## begin MATERIAL SUPPLIED

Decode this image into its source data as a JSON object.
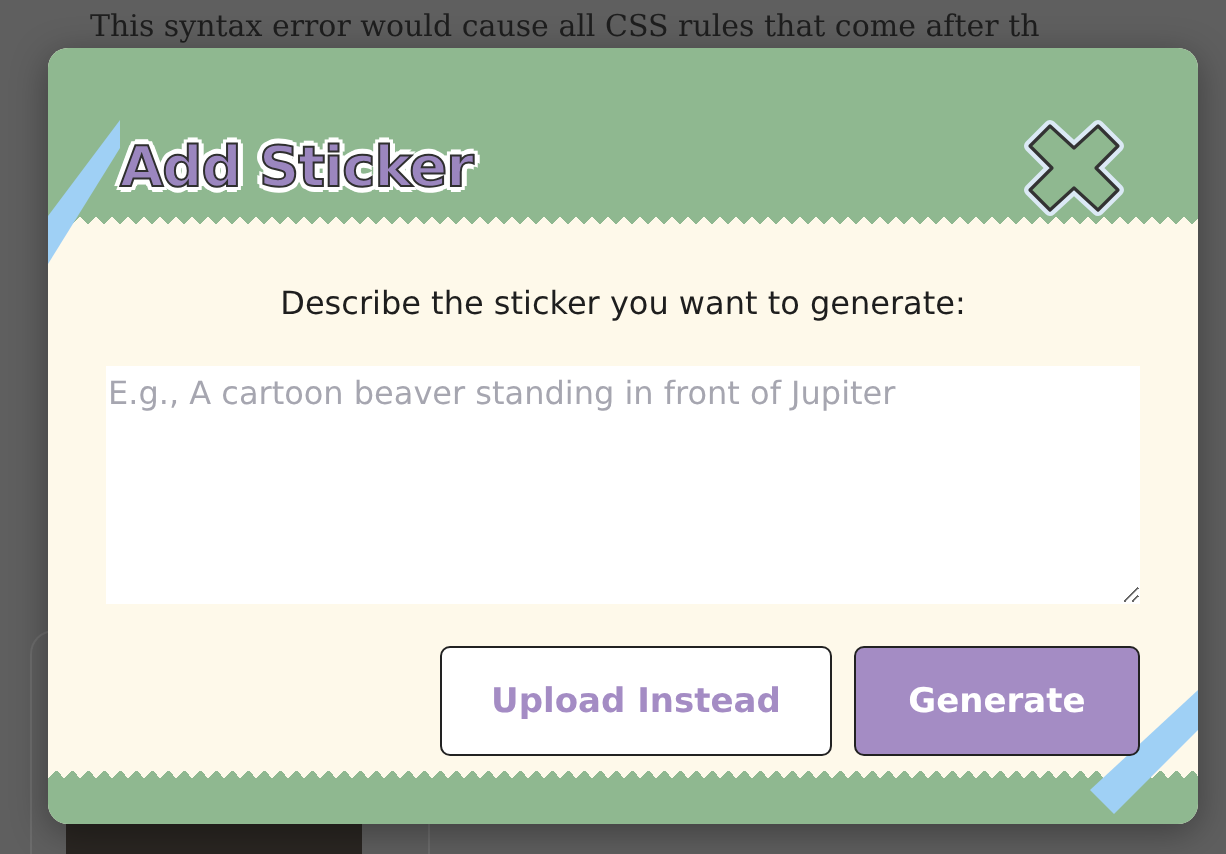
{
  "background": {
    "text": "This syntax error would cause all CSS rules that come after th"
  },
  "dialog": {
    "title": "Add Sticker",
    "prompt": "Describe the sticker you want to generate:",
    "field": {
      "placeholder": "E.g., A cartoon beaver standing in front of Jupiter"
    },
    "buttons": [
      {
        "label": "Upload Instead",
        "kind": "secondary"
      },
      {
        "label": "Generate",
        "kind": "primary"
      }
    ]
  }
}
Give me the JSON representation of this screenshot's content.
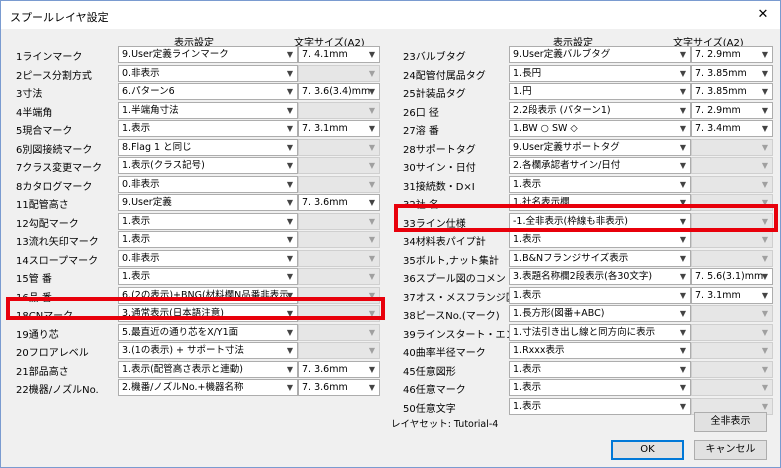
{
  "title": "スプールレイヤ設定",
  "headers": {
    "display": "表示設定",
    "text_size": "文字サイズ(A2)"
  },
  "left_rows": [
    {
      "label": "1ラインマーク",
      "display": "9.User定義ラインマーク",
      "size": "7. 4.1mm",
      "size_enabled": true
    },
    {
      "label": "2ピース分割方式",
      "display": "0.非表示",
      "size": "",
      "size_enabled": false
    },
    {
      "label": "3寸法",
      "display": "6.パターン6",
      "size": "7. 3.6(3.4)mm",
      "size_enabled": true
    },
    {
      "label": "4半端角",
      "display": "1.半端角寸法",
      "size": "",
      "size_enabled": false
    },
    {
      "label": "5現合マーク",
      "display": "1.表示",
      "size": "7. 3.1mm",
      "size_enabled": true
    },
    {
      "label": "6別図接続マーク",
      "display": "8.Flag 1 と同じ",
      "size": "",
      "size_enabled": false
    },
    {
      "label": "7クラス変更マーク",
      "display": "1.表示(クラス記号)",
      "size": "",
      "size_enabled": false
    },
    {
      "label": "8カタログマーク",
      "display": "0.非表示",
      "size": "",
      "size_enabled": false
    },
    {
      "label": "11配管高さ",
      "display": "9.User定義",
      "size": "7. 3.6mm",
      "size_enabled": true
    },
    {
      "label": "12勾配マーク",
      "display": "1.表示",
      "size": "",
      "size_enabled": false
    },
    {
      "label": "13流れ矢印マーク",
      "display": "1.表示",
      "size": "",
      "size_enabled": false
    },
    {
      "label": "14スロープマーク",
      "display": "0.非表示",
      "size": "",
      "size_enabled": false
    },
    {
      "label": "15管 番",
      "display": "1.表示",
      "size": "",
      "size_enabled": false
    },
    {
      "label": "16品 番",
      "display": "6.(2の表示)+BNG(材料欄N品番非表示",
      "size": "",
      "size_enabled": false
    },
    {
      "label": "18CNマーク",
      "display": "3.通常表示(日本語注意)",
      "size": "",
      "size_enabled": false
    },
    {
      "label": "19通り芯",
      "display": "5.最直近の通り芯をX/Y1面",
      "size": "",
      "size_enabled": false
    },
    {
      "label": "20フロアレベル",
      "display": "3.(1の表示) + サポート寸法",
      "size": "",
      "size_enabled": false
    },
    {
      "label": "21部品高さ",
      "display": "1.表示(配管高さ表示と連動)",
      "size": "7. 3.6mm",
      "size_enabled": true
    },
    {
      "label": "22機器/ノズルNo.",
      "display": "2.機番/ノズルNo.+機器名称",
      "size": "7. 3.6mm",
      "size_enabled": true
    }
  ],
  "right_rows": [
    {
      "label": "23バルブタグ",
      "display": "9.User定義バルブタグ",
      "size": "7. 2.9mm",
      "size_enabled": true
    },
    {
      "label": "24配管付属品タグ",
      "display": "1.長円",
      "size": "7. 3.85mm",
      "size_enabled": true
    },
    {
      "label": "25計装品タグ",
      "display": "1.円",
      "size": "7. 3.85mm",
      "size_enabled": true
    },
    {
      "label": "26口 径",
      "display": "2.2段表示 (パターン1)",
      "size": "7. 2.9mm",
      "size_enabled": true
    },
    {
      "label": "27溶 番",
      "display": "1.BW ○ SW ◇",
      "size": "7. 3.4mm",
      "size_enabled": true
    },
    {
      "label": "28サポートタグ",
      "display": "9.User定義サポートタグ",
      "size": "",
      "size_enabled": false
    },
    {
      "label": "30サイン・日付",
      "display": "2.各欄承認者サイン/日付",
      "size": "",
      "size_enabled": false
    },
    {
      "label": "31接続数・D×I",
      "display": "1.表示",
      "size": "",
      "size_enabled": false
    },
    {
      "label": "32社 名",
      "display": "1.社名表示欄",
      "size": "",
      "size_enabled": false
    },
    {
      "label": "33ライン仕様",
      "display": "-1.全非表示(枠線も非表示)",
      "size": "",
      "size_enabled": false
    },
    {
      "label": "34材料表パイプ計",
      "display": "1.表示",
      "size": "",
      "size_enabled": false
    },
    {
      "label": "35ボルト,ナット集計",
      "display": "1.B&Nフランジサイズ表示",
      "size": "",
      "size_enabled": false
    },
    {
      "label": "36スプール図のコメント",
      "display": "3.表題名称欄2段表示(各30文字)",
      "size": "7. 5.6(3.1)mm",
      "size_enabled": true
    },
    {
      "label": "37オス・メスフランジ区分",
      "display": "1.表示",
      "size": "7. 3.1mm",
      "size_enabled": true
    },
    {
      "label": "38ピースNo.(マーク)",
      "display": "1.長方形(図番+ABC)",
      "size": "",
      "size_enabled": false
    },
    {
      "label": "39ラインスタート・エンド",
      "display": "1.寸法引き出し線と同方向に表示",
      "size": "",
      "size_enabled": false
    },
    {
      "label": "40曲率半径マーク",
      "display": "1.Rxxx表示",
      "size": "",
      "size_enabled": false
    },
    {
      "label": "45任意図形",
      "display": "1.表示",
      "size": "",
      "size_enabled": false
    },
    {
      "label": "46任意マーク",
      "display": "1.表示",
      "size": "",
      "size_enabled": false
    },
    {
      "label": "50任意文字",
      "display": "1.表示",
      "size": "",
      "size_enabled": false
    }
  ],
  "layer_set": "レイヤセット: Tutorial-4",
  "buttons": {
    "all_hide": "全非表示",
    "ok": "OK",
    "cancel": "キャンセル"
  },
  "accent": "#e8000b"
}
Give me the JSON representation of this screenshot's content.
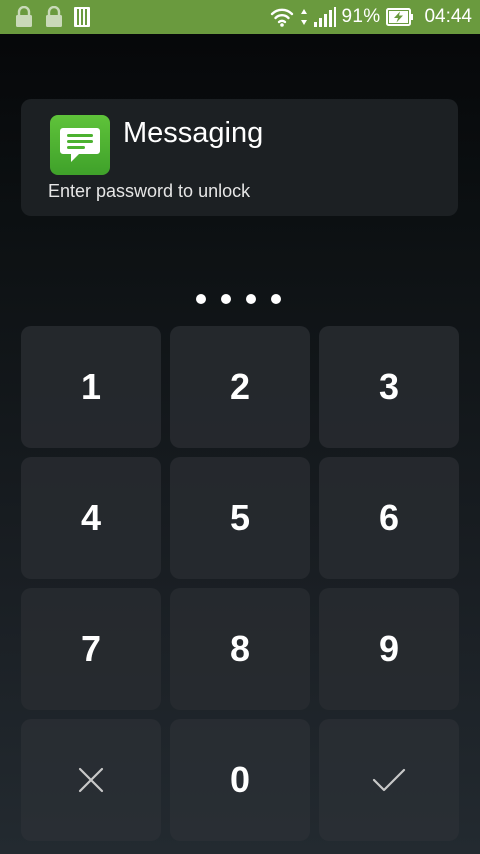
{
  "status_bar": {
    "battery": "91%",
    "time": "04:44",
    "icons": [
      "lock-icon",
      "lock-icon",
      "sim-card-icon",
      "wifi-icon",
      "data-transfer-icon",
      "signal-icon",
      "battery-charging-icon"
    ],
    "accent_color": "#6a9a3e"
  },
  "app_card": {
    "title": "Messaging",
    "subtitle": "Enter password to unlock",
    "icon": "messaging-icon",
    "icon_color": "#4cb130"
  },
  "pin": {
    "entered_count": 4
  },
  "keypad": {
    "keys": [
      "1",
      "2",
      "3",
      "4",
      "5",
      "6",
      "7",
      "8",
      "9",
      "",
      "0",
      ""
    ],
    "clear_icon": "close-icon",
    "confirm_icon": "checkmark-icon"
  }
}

## end MATERIAL SUPPLIED

## THE EXERCISE
Give the number of lines in the entries that include the string "data", and nothing more.

## THE ANSWER
2